# Exercise instructions:
Extract every line where the string "условий" appears.

####

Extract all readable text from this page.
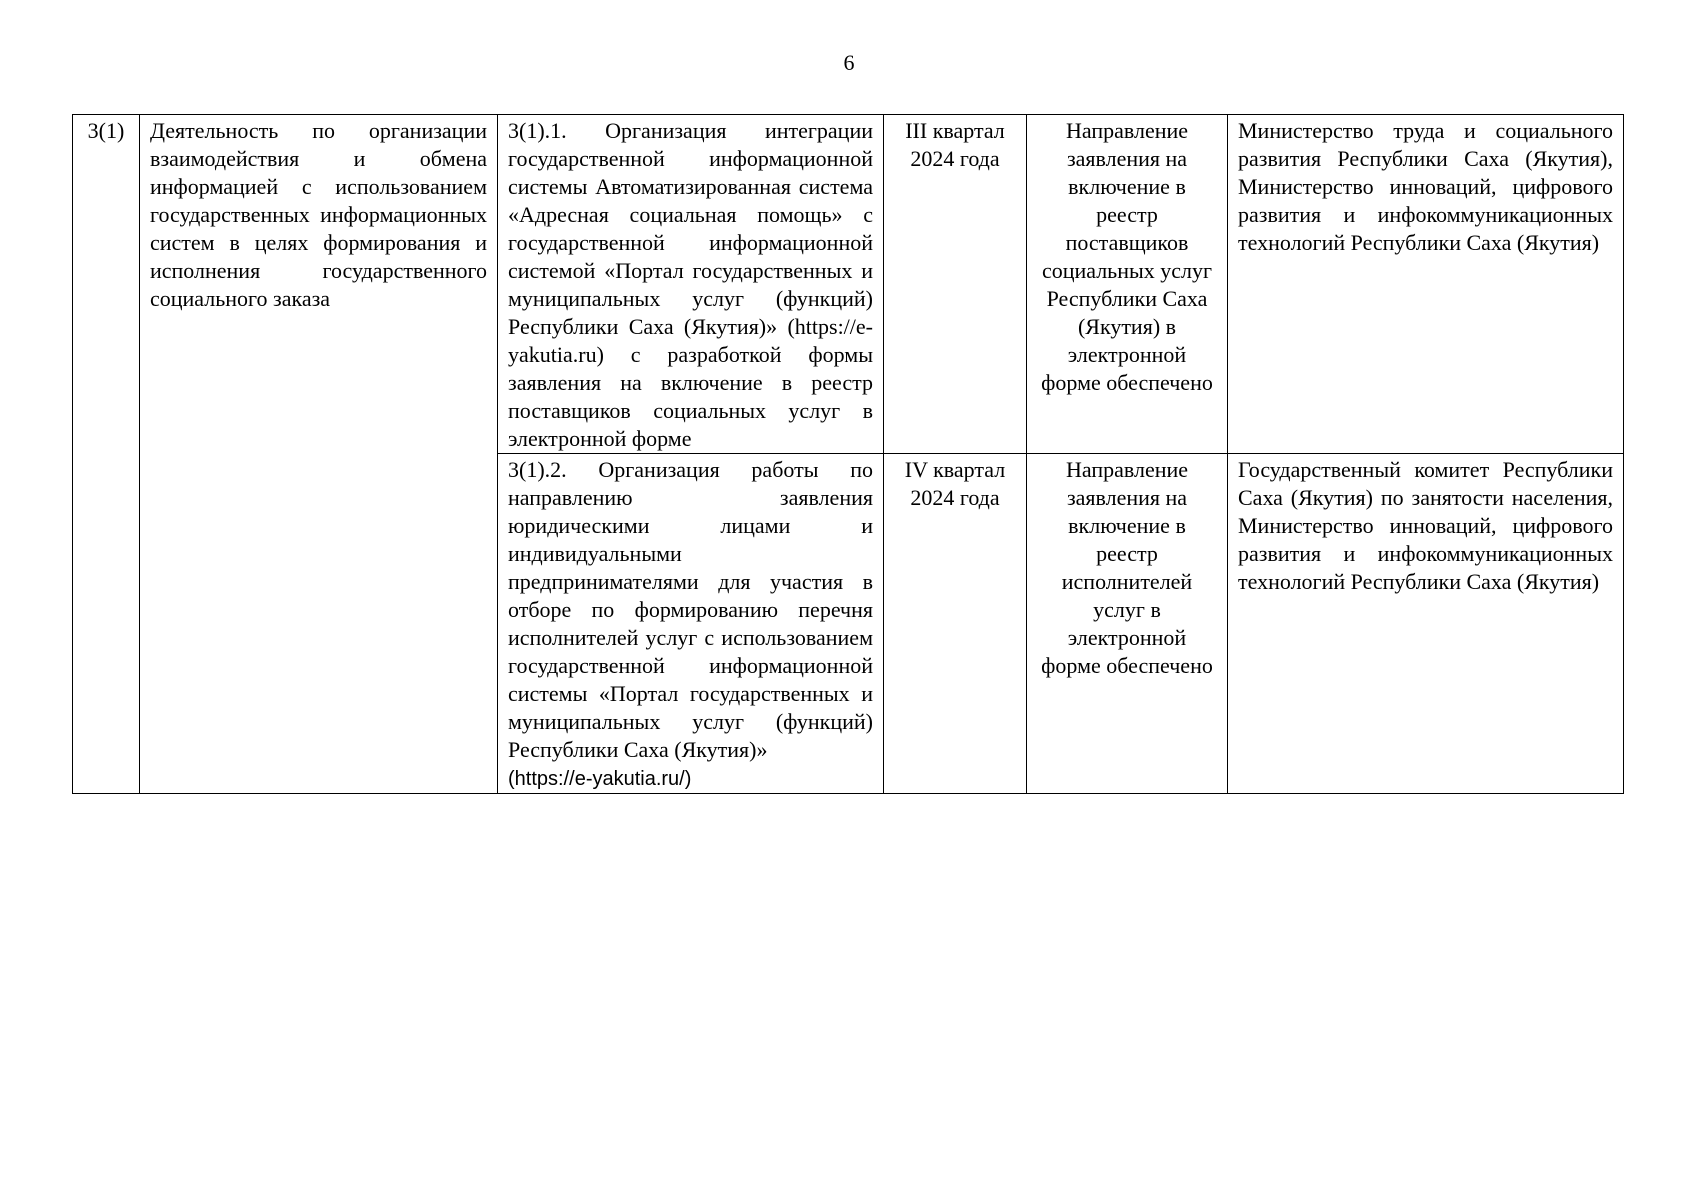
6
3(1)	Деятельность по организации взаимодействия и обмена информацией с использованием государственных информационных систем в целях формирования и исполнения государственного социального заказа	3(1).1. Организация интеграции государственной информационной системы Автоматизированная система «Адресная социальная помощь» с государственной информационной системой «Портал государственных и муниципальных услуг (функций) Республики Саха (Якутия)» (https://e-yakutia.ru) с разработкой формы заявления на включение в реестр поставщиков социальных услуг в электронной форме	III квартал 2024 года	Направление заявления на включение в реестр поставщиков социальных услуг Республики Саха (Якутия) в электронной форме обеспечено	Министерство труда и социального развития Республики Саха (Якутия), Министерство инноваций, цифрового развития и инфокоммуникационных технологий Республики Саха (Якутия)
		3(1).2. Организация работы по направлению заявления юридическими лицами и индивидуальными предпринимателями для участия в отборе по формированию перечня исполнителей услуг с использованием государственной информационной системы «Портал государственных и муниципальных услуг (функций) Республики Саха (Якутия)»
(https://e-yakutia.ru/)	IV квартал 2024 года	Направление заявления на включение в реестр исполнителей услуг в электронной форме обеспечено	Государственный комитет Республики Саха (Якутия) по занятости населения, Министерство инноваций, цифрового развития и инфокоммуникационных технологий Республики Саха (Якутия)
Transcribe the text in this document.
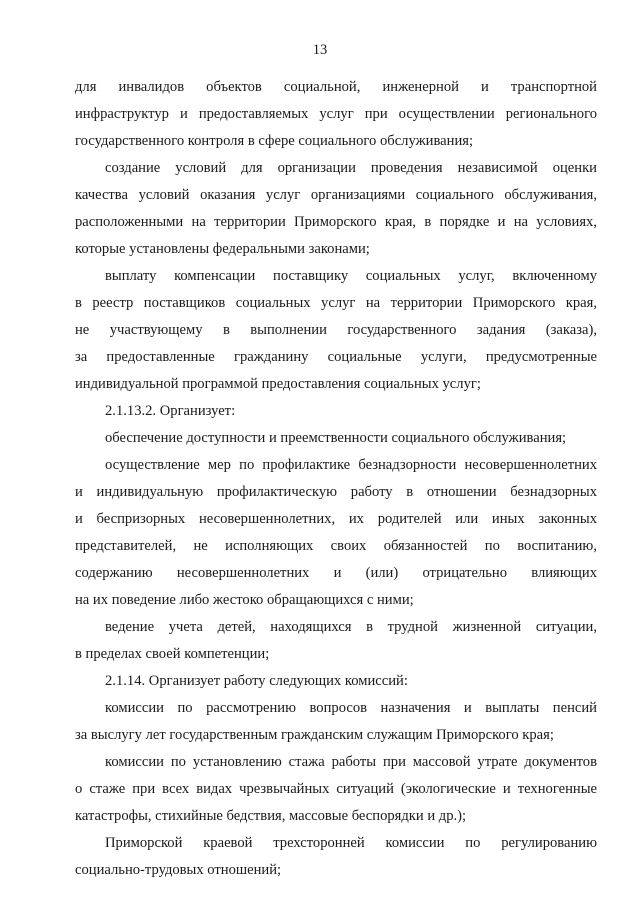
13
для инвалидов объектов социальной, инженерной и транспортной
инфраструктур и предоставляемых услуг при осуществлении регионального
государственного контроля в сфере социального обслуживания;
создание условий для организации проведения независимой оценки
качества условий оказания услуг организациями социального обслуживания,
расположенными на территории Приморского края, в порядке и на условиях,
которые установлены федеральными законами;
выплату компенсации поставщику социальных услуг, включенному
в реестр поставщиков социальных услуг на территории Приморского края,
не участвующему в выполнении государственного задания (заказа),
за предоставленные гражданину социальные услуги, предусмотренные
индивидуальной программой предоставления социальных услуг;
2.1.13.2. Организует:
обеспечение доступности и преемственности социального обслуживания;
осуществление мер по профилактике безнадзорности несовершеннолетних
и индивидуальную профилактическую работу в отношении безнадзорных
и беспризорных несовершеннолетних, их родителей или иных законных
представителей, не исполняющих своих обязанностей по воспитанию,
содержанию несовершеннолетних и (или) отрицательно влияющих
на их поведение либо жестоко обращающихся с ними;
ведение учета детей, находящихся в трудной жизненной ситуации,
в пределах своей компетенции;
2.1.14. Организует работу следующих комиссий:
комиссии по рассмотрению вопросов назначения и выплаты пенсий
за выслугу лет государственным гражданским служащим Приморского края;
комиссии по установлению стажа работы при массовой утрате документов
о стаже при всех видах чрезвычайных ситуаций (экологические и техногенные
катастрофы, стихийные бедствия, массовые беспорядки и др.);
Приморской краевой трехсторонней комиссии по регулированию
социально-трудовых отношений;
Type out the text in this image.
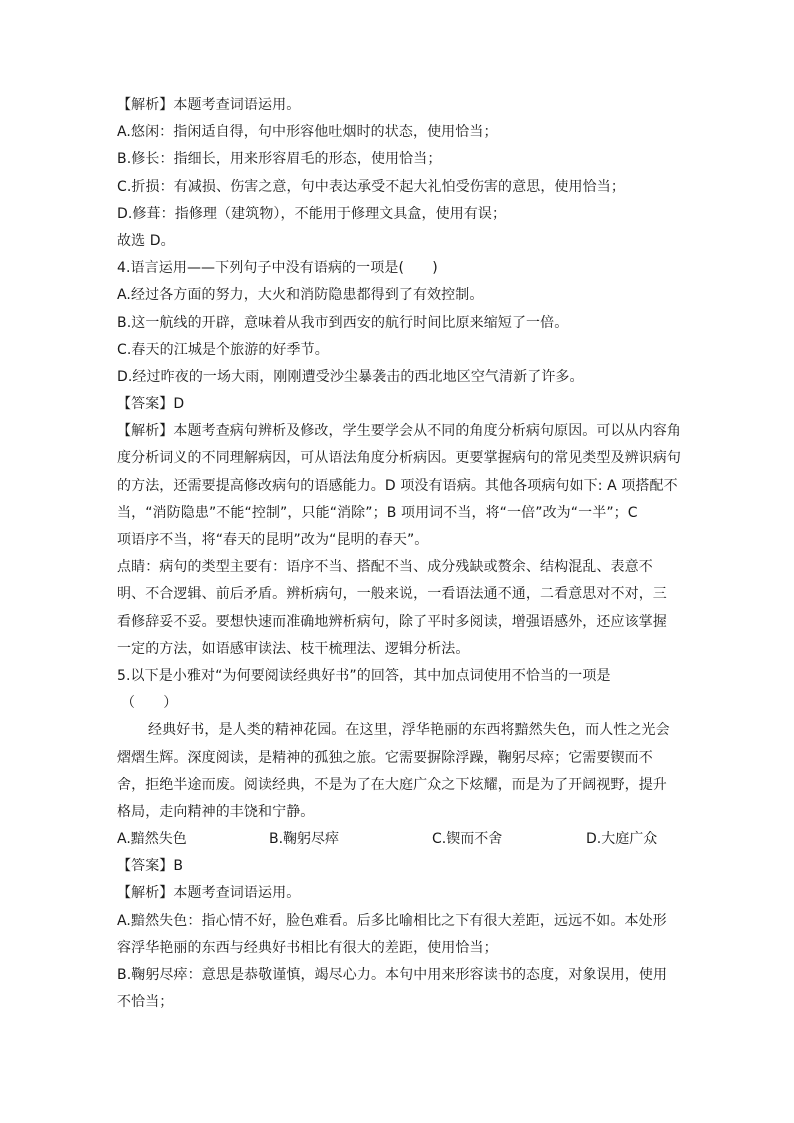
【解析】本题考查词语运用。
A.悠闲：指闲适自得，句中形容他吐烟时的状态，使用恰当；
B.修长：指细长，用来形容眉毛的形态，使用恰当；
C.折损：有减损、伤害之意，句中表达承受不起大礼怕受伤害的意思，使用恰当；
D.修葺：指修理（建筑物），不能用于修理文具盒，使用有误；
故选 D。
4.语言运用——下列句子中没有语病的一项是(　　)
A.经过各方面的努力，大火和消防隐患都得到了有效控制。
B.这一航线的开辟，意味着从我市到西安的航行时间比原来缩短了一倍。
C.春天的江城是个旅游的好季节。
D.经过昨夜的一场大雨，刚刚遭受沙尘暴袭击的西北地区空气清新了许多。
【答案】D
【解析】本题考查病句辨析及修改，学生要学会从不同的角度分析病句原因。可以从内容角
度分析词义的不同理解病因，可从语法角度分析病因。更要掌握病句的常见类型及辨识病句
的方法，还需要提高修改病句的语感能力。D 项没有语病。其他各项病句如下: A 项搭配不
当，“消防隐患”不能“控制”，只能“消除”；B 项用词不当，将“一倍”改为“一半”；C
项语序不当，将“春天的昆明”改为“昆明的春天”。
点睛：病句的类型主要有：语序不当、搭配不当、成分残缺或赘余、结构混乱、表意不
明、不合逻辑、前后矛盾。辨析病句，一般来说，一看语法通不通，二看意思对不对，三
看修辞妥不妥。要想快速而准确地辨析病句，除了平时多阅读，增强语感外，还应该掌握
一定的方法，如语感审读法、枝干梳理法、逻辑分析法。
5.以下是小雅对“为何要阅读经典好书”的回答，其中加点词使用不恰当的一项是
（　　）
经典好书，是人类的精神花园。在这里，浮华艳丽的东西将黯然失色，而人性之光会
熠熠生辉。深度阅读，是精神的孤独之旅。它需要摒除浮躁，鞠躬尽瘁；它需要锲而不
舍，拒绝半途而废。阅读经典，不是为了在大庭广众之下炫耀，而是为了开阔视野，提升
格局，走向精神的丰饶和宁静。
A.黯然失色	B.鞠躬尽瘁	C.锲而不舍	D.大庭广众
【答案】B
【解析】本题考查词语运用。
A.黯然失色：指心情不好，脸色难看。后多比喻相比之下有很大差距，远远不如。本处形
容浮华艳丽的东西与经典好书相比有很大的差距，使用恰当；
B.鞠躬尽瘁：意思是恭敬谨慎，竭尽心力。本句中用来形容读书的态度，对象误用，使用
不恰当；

####

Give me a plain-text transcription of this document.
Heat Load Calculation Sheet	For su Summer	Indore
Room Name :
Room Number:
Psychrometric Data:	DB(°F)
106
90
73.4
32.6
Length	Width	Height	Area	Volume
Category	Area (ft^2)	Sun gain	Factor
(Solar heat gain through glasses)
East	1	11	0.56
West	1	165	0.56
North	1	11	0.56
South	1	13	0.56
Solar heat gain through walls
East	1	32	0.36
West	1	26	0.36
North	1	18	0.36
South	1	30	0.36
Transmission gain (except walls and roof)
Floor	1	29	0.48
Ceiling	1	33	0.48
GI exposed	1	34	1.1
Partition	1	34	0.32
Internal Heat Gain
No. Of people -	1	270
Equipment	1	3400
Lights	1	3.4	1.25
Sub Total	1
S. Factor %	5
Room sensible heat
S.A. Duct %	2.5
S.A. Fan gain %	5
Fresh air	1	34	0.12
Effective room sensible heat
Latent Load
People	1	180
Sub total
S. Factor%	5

####

# Expected output:
создание условий для организации проведения независимой оценки
качества условий оказания услуг организациями социального обслуживания,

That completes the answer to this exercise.